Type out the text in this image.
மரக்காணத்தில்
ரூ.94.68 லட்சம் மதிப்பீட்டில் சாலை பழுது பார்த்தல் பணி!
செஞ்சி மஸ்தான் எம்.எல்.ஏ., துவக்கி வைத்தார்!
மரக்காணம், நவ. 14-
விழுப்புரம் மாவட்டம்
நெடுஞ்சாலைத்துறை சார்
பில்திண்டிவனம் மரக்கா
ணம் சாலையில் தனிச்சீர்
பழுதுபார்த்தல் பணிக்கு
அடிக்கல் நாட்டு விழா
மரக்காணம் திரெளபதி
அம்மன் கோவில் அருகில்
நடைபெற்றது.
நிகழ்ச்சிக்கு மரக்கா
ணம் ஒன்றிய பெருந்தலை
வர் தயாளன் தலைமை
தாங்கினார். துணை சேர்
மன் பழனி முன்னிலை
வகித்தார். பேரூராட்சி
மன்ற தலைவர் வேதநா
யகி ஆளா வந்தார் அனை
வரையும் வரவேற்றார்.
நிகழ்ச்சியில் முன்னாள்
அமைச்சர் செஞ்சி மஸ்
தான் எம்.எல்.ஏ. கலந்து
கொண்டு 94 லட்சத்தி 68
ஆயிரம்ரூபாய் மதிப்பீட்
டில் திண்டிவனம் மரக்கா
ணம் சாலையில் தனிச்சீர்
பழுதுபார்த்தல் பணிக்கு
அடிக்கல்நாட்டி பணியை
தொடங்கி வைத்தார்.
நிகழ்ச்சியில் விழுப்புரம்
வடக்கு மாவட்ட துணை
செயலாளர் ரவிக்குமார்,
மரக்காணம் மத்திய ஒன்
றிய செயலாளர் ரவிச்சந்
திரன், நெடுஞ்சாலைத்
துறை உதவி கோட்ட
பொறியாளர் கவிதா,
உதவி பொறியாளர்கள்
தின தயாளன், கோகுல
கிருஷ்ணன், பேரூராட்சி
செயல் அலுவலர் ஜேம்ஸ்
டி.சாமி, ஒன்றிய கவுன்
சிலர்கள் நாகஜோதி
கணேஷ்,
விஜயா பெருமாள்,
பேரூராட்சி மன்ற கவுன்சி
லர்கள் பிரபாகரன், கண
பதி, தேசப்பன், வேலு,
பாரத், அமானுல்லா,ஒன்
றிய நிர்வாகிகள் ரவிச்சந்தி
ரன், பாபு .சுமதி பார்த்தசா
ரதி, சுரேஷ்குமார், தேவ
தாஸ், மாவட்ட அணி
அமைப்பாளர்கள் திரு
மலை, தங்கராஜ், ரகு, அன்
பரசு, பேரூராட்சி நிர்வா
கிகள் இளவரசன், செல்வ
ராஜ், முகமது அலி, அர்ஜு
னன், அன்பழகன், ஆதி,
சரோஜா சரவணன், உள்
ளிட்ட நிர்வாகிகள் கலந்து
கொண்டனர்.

* [REQUIRED TASK]: Each line above is to be repeated exactly.

* [PROBLEM SOLUTION]:
Type out the text in this image.
மரக்காணத்தில்
ரூ.94.68 லட்சம் மதிப்பீட்டில் சாலை பழுது பார்த்தல் பணி!
செஞ்சி மஸ்தான் எம்.எல்.ஏ., துவக்கி வைத்தார்!
மரக்காணம், நவ. 14-
விழுப்புரம் மாவட்டம்
நெடுஞ்சாலைத்துறை சார்
பில்திண்டிவனம் மரக்கா
ணம் சாலையில் தனிச்சீர்
பழுதுபார்த்தல் பணிக்கு
அடிக்கல் நாட்டு விழா
மரக்காணம் திரெளபதி
அம்மன் கோவில் அருகில்
நடைபெற்றது.
நிகழ்ச்சிக்கு மரக்கா
ணம் ஒன்றிய பெருந்தலை
வர் தயாளன் தலைமை
தாங்கினார். துணை சேர்
மன் பழனி முன்னிலை
வகித்தார். பேரூராட்சி
மன்ற தலைவர் வேதநா
யகி ஆளா வந்தார் அனை
வரையும் வரவேற்றார்.
நிகழ்ச்சியில் முன்னாள்
அமைச்சர் செஞ்சி மஸ்
தான் எம்.எல்.ஏ. கலந்து
கொண்டு 94 லட்சத்தி 68
ஆயிரம்ரூபாய் மதிப்பீட்
டில் திண்டிவனம் மரக்கா
ணம் சாலையில் தனிச்சீர்
பழுதுபார்த்தல் பணிக்கு
அடிக்கல்நாட்டி பணியை
தொடங்கி வைத்தார்.
நிகழ்ச்சியில் விழுப்புரம்
வடக்கு மாவட்ட துணை
செயலாளர் ரவிக்குமார்,
மரக்காணம் மத்திய ஒன்
றிய செயலாளர் ரவிச்சந்
திரன், நெடுஞ்சாலைத்
துறை உதவி கோட்ட
பொறியாளர் கவிதா,
உதவி பொறியாளர்கள்
தின தயாளன், கோகுல
கிருஷ்ணன், பேரூராட்சி
செயல் அலுவலர் ஜேம்ஸ்
டி.சாமி, ஒன்றிய கவுன்
சிலர்கள் நாகஜோதி
கணேஷ்,
விஜயா பெருமாள்,
பேரூராட்சி மன்ற கவுன்சி
லர்கள் பிரபாகரன், கண
பதி, தேசப்பன், வேலு,
பாரத், அமானுல்லா,ஒன்
றிய நிர்வாகிகள் ரவிச்சந்தி
ரன், பாபு .சுமதி பார்த்தசா
ரதி, சுரேஷ்குமார், தேவ
தாஸ், மாவட்ட அணி
அமைப்பாளர்கள் திரு
மலை, தங்கராஜ், ரகு, அன்
பரசு, பேரூராட்சி நிர்வா
கிகள் இளவரசன், செல்வ
ராஜ், முகமது அலி, அர்ஜு
னன், அன்பழகன், ஆதி,
சரோஜா சரவணன், உள்
ளிட்ட நிர்வாகிகள் கலந்து
கொண்டனர்.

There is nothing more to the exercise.